▶ [Work required]:
Report every line in the listing below where the string "uchun" shows up.

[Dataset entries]

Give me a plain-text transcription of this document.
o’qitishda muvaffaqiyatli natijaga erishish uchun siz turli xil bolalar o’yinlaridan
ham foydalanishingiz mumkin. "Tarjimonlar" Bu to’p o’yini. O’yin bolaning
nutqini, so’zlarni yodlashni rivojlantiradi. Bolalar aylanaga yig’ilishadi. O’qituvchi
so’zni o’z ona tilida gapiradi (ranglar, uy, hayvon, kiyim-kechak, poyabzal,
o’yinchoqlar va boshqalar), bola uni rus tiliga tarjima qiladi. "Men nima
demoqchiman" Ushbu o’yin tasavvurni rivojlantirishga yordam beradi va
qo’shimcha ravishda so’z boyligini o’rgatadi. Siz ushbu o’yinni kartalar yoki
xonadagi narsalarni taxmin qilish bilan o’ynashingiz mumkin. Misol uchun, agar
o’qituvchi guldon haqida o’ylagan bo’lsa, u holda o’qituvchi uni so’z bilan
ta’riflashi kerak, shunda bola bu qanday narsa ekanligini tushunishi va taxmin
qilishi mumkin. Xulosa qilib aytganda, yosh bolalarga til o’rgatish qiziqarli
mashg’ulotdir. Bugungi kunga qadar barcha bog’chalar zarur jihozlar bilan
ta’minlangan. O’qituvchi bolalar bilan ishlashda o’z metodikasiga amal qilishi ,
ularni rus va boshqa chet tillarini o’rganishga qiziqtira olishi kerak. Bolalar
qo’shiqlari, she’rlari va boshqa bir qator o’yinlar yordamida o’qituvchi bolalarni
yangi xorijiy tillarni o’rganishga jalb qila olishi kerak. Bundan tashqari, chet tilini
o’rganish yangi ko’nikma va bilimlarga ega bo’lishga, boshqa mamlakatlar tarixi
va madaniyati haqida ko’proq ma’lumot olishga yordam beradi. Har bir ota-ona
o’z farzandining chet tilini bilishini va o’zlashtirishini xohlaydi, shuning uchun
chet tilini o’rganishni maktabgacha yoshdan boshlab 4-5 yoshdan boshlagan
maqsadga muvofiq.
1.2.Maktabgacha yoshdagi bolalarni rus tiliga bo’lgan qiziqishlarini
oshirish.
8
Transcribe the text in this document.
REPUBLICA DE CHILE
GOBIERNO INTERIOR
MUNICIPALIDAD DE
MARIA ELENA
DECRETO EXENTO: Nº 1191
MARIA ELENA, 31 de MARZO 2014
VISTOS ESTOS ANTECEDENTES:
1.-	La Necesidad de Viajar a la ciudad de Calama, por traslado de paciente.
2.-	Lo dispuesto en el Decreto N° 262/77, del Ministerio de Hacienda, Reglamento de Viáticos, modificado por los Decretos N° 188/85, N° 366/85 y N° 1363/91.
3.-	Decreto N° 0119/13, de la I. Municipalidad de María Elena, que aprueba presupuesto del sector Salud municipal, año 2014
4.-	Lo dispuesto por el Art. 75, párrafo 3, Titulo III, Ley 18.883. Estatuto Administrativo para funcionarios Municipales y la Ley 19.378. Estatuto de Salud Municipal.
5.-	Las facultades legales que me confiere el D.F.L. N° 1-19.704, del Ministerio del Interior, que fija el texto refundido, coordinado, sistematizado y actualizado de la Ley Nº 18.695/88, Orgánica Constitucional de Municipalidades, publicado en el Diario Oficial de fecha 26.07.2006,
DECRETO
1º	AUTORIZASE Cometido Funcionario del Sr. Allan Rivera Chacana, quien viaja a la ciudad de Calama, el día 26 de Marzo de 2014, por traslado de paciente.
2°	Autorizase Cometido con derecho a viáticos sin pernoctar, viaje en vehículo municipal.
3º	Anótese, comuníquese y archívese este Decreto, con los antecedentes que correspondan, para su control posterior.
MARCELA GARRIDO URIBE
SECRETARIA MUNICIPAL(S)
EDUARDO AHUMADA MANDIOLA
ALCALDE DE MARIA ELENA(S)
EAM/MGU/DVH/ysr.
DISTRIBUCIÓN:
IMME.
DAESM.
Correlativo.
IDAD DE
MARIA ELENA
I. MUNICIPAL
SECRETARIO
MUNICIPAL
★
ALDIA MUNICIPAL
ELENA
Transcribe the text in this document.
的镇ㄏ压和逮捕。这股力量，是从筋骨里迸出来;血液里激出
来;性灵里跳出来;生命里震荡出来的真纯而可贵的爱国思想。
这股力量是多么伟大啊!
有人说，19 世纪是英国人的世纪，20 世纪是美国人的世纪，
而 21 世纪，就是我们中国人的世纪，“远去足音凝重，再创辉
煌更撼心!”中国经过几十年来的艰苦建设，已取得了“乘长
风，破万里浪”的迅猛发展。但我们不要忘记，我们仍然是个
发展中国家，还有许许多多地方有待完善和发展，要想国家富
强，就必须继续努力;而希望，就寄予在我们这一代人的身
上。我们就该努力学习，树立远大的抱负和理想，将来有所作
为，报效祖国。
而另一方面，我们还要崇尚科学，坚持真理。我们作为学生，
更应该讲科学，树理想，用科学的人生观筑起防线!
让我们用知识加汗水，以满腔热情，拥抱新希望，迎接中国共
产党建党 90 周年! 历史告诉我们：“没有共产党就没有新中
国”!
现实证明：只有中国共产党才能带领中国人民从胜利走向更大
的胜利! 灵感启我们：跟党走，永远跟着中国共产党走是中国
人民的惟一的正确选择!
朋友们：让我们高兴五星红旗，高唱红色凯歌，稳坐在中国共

▶ [Exercise answer]:
o’qitishda muvaffaqiyatli natijaga erishish uchun siz turli xil bolalar o’yinlaridan
xonadagi narsalarni taxmin qilish bilan o’ynashingiz mumkin. Misol uchun, agar
o’z farzandining chet tilini bilishini va o’zlashtirishini xohlaydi, shuning uchun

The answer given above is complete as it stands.